■ TO DO
Note each line where "Medalla" appears, and copy it.

— Start of SUPPLIED DATA —

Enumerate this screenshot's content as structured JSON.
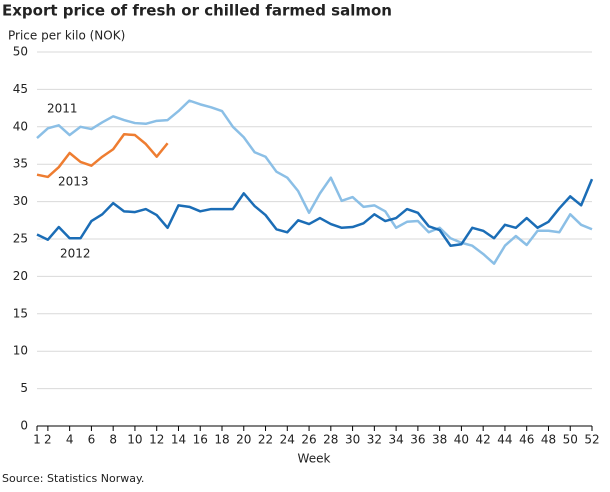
{
  "chart_data": {
    "type": "line",
    "title": "Export price of fresh or chilled farmed salmon",
    "y_label": "Price per kilo (NOK)",
    "x_label": "Week",
    "source": "Source: Statistics Norway.",
    "x": [
      1,
      2,
      3,
      4,
      5,
      6,
      7,
      8,
      9,
      10,
      11,
      12,
      13,
      14,
      15,
      16,
      17,
      18,
      19,
      20,
      21,
      22,
      23,
      24,
      25,
      26,
      27,
      28,
      29,
      30,
      31,
      32,
      33,
      34,
      35,
      36,
      37,
      38,
      39,
      40,
      41,
      42,
      43,
      44,
      45,
      46,
      47,
      48,
      49,
      50,
      51,
      52
    ],
    "xlim": [
      1,
      52
    ],
    "xticks": [
      1,
      2,
      4,
      6,
      8,
      10,
      12,
      14,
      16,
      18,
      20,
      22,
      24,
      26,
      28,
      30,
      32,
      34,
      36,
      38,
      40,
      42,
      44,
      46,
      48,
      50,
      52
    ],
    "ylim": [
      0,
      50
    ],
    "yticks": [
      0,
      5,
      10,
      15,
      20,
      25,
      30,
      35,
      40,
      45,
      50
    ],
    "grid": true,
    "series": [
      {
        "name": "2011",
        "color": "#8bbfe6",
        "values": [
          38.5,
          39.8,
          40.2,
          38.9,
          40.0,
          39.7,
          40.6,
          41.4,
          40.9,
          40.5,
          40.4,
          40.8,
          40.9,
          42.1,
          43.5,
          43.0,
          42.6,
          42.1,
          40.0,
          38.6,
          36.6,
          36.0,
          34.0,
          33.2,
          31.4,
          28.5,
          31.1,
          33.2,
          30.1,
          30.6,
          29.3,
          29.5,
          28.7,
          26.5,
          27.3,
          27.4,
          25.9,
          26.5,
          25.1,
          24.5,
          24.1,
          23.0,
          21.7,
          24.1,
          25.4,
          24.2,
          26.1,
          26.1,
          25.9,
          28.3,
          26.9,
          26.3
        ]
      },
      {
        "name": "2013",
        "color": "#ee7d31",
        "values": [
          33.6,
          33.3,
          34.6,
          36.5,
          35.3,
          34.8,
          36.0,
          37.0,
          39.0,
          38.9,
          37.7,
          36.0,
          37.8,
          null,
          null,
          null,
          null,
          null,
          null,
          null,
          null,
          null,
          null,
          null,
          null,
          null,
          null,
          null,
          null,
          null,
          null,
          null,
          null,
          null,
          null,
          null,
          null,
          null,
          null,
          null,
          null,
          null,
          null,
          null,
          null,
          null,
          null,
          null,
          null,
          null,
          null,
          null
        ]
      },
      {
        "name": "2012",
        "color": "#1b6db6",
        "values": [
          25.6,
          24.9,
          26.6,
          25.1,
          25.1,
          27.4,
          28.3,
          29.8,
          28.7,
          28.6,
          29.0,
          28.2,
          26.5,
          29.5,
          29.3,
          28.7,
          29.0,
          29.0,
          29.0,
          31.1,
          29.4,
          28.2,
          26.3,
          25.9,
          27.5,
          27.0,
          27.8,
          27.0,
          26.5,
          26.6,
          27.1,
          28.3,
          27.4,
          27.8,
          29.0,
          28.5,
          26.7,
          26.2,
          24.1,
          24.3,
          26.5,
          26.1,
          25.1,
          26.9,
          26.5,
          27.8,
          26.5,
          27.3,
          29.1,
          30.7,
          29.5,
          33.0
        ]
      }
    ]
  }
}
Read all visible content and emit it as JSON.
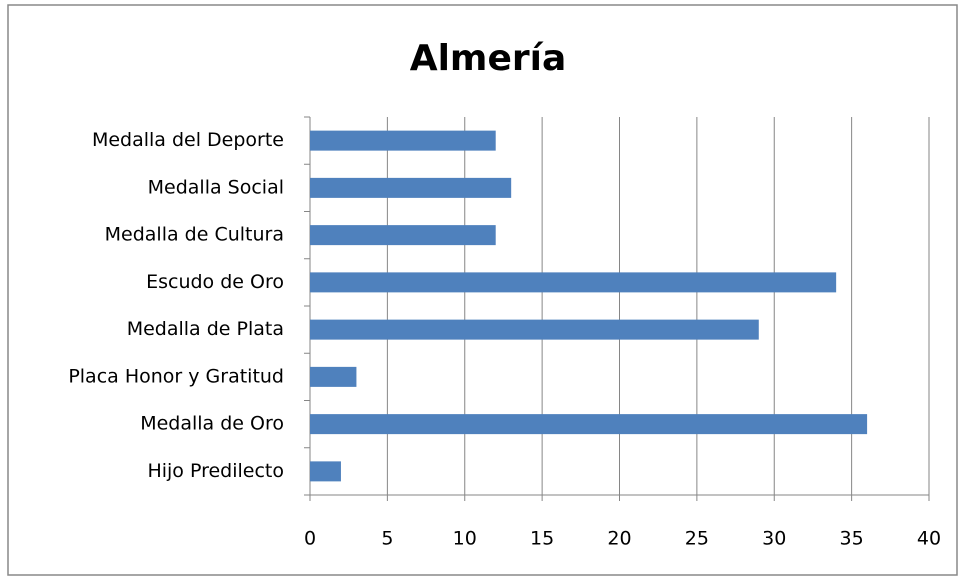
{
  "chart_data": {
    "type": "bar",
    "orientation": "horizontal",
    "title": "Almería",
    "categories": [
      "Medalla del Deporte",
      "Medalla Social",
      "Medalla de Cultura",
      "Escudo de Oro",
      "Medalla de Plata",
      "Placa Honor y Gratitud",
      "Medalla de Oro",
      "Hijo Predilecto"
    ],
    "values": [
      12,
      13,
      12,
      34,
      29,
      3,
      36,
      2
    ],
    "color": "#4f81bd",
    "xlim": [
      0,
      40
    ],
    "xticks": [
      0,
      5,
      10,
      15,
      20,
      25,
      30,
      35,
      40
    ],
    "grid": true
  }
}
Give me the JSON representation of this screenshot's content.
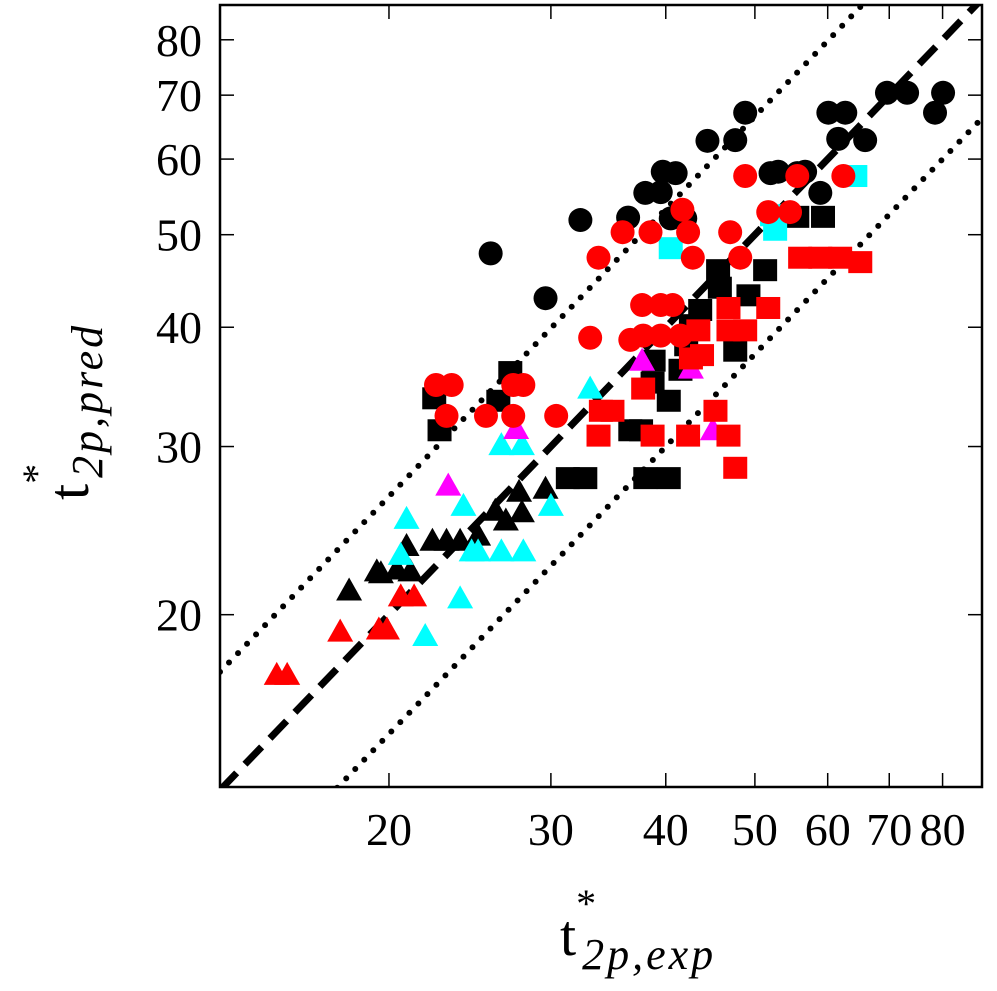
{
  "chart_data": {
    "type": "scatter",
    "log_x": true,
    "log_y": true,
    "xlabel": {
      "text": "t",
      "sup": "*",
      "sub": "2p,exp"
    },
    "ylabel": {
      "text": "t",
      "sup": "*",
      "sub": "2p,pred"
    },
    "xlim": [
      13.1,
      88.3
    ],
    "ylim": [
      13.2,
      87.0
    ],
    "xticks": [
      20,
      30,
      40,
      50,
      60,
      70,
      80
    ],
    "yticks": [
      20,
      30,
      40,
      50,
      60,
      70,
      80
    ],
    "reference_lines": [
      {
        "slope": 1,
        "style": "dashed"
      },
      {
        "slope": 1.33,
        "style": "dotted"
      },
      {
        "slope": 0.75,
        "style": "dotted"
      }
    ],
    "series": [
      {
        "marker": "circle",
        "color": "#000000",
        "x": [
          25.8,
          29.6,
          32.3,
          36.4,
          38.0,
          39.5,
          39.7,
          41.0,
          40.5,
          42.0,
          44.4,
          47.6,
          48.8,
          52.0,
          53.0,
          55.6,
          56.7,
          58.9,
          60.1,
          62.7,
          61.6,
          65.9,
          69.6,
          73.2,
          78.5,
          80.1
        ],
        "y": [
          47.8,
          42.9,
          51.8,
          52.1,
          55.3,
          55.4,
          58.2,
          58.0,
          52.0,
          52.0,
          62.7,
          62.8,
          67.1,
          58.0,
          58.2,
          58.0,
          58.2,
          55.3,
          67.1,
          67.1,
          63.0,
          62.8,
          70.4,
          70.4,
          67.1,
          70.4
        ]
      },
      {
        "marker": "square",
        "color": "#000000",
        "x": [
          22.4,
          22.7,
          27.1,
          26.3,
          31.3,
          32.7,
          36.6,
          38.0,
          40.3,
          38.7,
          40.3,
          41.5,
          42.1,
          42.6,
          43.6,
          45.6,
          45.8,
          47.6,
          49.2,
          51.3,
          55.6,
          59.3,
          38.8,
          37.6
        ],
        "y": [
          33.7,
          31.2,
          35.9,
          33.5,
          27.8,
          27.8,
          31.2,
          27.8,
          27.8,
          35.0,
          33.5,
          36.1,
          38.3,
          40.2,
          41.7,
          45.9,
          44.0,
          37.8,
          43.2,
          45.9,
          52.2,
          52.2,
          36.9,
          31.2
        ]
      },
      {
        "marker": "triangle",
        "color": "#000000",
        "x": [
          18.1,
          19.4,
          20.4,
          21.1,
          20.9,
          22.3,
          23.1,
          23.9,
          25.0,
          26.1,
          26.8,
          27.7,
          27.9,
          29.6,
          19.6
        ],
        "y": [
          21.2,
          22.2,
          22.3,
          22.2,
          23.6,
          23.9,
          23.9,
          23.9,
          24.2,
          25.7,
          25.1,
          26.9,
          25.6,
          27.1,
          22.1
        ]
      },
      {
        "marker": "square",
        "color": "#00ffff",
        "x": [
          40.5,
          52.6,
          64.3,
          52.2
        ],
        "y": [
          48.4,
          50.6,
          57.6,
          52.4
        ]
      },
      {
        "marker": "triangle",
        "color": "#00ffff",
        "x": [
          20.9,
          24.1,
          24.6,
          25.0,
          26.5,
          28.0,
          23.9,
          21.9,
          26.5,
          27.9,
          30.0,
          33.1,
          20.6
        ],
        "y": [
          25.2,
          26.0,
          23.3,
          23.3,
          23.3,
          23.3,
          20.8,
          19.0,
          30.1,
          30.1,
          26.0,
          34.5,
          23.1
        ]
      },
      {
        "marker": "triangle",
        "color": "#ff00ff",
        "x": [
          23.2,
          27.5,
          37.7,
          42.6,
          45.0
        ],
        "y": [
          27.3,
          31.3,
          36.9,
          36.2,
          31.2
        ]
      },
      {
        "marker": "circle",
        "color": "#ff0000",
        "x": [
          33.8,
          35.9,
          38.5,
          41.7,
          42.3,
          42.8,
          47.0,
          48.8,
          48.2,
          51.7,
          54.6,
          55.6,
          62.4,
          37.7,
          39.5,
          40.7,
          37.8,
          39.5,
          41.5,
          33.1,
          36.6,
          22.5,
          23.4,
          27.3,
          28.0,
          23.1,
          25.5,
          27.3,
          30.4
        ],
        "y": [
          47.3,
          50.3,
          50.3,
          53.1,
          50.3,
          47.3,
          50.3,
          57.6,
          47.3,
          52.8,
          52.8,
          57.6,
          57.6,
          42.2,
          42.2,
          42.2,
          39.2,
          39.2,
          39.2,
          39.0,
          38.8,
          34.8,
          34.8,
          34.8,
          34.8,
          32.3,
          32.3,
          32.3,
          32.3
        ]
      },
      {
        "marker": "square",
        "color": "#ff0000",
        "x": [
          34.0,
          35.0,
          37.8,
          33.8,
          38.7,
          42.3,
          42.6,
          43.8,
          45.3,
          46.8,
          47.6,
          46.8,
          48.8,
          46.8,
          51.7,
          56.0,
          58.9,
          61.9,
          65.1,
          43.4
        ],
        "y": [
          32.7,
          32.7,
          34.5,
          30.8,
          30.8,
          30.8,
          37.1,
          37.4,
          32.7,
          30.8,
          28.5,
          39.7,
          39.7,
          41.9,
          41.9,
          47.3,
          47.3,
          47.3,
          46.8,
          39.7
        ]
      },
      {
        "marker": "triangle",
        "color": "#ff0000",
        "x": [
          15.1,
          15.5,
          17.7,
          19.5,
          19.9,
          20.6,
          21.3
        ],
        "y": [
          17.3,
          17.3,
          19.2,
          19.3,
          19.3,
          20.9,
          20.9
        ]
      }
    ]
  }
}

— End of SUPPLIED DATA —

■ REPLY
      "Medalla del Deporte",
      "Medalla Social",
      "Medalla de Cultura",
      "Medalla de Plata",
      "Medalla de Oro",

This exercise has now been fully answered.